__WHAT THE TASK REQUIRES__. Please return every line of the records below that contains the word "Oximetry".

__Dataset excerpts__.
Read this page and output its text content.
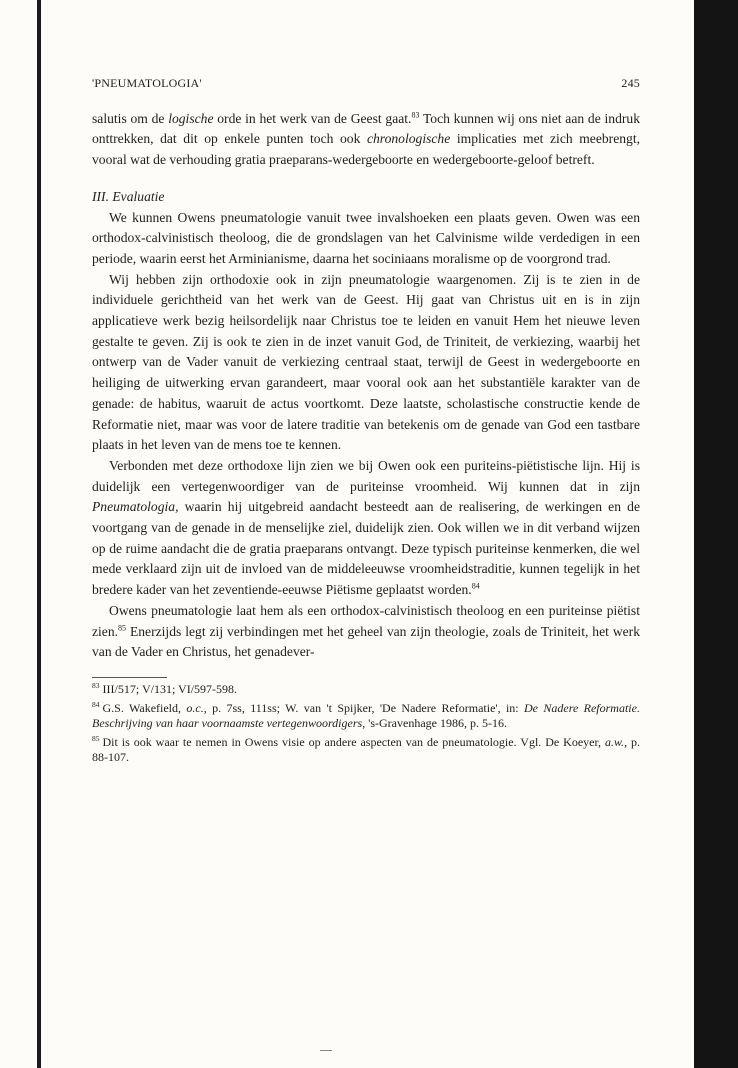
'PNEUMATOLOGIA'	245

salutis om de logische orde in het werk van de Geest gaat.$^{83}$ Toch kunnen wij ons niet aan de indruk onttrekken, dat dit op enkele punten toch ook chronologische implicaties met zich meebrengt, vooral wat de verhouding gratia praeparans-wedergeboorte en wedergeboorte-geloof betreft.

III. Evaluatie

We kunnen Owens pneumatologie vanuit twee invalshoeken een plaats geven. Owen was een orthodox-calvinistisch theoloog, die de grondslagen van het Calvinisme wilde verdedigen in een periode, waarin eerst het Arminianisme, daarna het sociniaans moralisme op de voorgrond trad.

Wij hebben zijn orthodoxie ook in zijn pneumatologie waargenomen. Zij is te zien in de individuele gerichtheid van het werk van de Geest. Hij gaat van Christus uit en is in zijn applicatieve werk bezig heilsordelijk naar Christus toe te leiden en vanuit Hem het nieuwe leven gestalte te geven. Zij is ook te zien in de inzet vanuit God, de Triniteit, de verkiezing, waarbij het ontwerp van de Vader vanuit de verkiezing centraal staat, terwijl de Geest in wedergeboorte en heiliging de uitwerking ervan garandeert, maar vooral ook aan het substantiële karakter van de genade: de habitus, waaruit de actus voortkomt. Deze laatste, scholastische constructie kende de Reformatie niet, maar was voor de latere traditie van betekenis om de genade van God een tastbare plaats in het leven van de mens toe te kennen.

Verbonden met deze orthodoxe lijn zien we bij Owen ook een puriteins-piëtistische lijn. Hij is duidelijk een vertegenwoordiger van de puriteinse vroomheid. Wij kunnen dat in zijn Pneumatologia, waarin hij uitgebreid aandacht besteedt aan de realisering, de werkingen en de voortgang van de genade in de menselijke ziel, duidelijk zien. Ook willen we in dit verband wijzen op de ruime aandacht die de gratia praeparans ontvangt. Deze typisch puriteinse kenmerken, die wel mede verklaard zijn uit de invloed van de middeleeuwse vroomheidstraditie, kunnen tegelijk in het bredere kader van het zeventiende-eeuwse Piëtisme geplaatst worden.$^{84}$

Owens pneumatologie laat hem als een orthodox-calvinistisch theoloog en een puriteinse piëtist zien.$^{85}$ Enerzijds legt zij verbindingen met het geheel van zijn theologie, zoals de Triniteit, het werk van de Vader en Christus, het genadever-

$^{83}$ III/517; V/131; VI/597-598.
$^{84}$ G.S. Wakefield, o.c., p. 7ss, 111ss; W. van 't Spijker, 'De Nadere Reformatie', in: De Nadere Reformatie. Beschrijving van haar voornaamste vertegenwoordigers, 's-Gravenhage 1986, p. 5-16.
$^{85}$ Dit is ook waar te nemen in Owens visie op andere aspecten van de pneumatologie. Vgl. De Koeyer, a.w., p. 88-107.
...
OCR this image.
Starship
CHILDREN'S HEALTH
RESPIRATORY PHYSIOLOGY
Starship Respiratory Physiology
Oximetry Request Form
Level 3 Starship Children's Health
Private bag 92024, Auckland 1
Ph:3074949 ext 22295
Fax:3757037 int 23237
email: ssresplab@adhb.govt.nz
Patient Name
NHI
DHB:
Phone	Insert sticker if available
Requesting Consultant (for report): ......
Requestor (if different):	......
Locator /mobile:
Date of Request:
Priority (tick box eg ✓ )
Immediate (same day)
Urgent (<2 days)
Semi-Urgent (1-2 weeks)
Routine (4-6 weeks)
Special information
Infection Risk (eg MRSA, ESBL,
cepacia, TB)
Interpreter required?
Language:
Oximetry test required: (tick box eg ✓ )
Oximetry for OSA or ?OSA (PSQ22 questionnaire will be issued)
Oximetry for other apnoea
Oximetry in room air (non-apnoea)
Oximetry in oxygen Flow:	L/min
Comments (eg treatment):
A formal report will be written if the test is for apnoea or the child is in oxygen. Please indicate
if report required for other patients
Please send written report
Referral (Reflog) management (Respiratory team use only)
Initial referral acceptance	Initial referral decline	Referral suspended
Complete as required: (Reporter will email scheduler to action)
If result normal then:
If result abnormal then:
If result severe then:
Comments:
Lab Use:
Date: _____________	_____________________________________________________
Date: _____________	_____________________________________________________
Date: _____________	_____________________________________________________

__PROBLEM SOLUTION__.
Oximetry Request Form
Oximetry test required: (tick box eg ✓ )
Oximetry for OSA or ?OSA (PSQ22 questionnaire will be issued)
Oximetry for other apnoea
Oximetry in room air (non-apnoea)
Oximetry in oxygen Flow:	L/min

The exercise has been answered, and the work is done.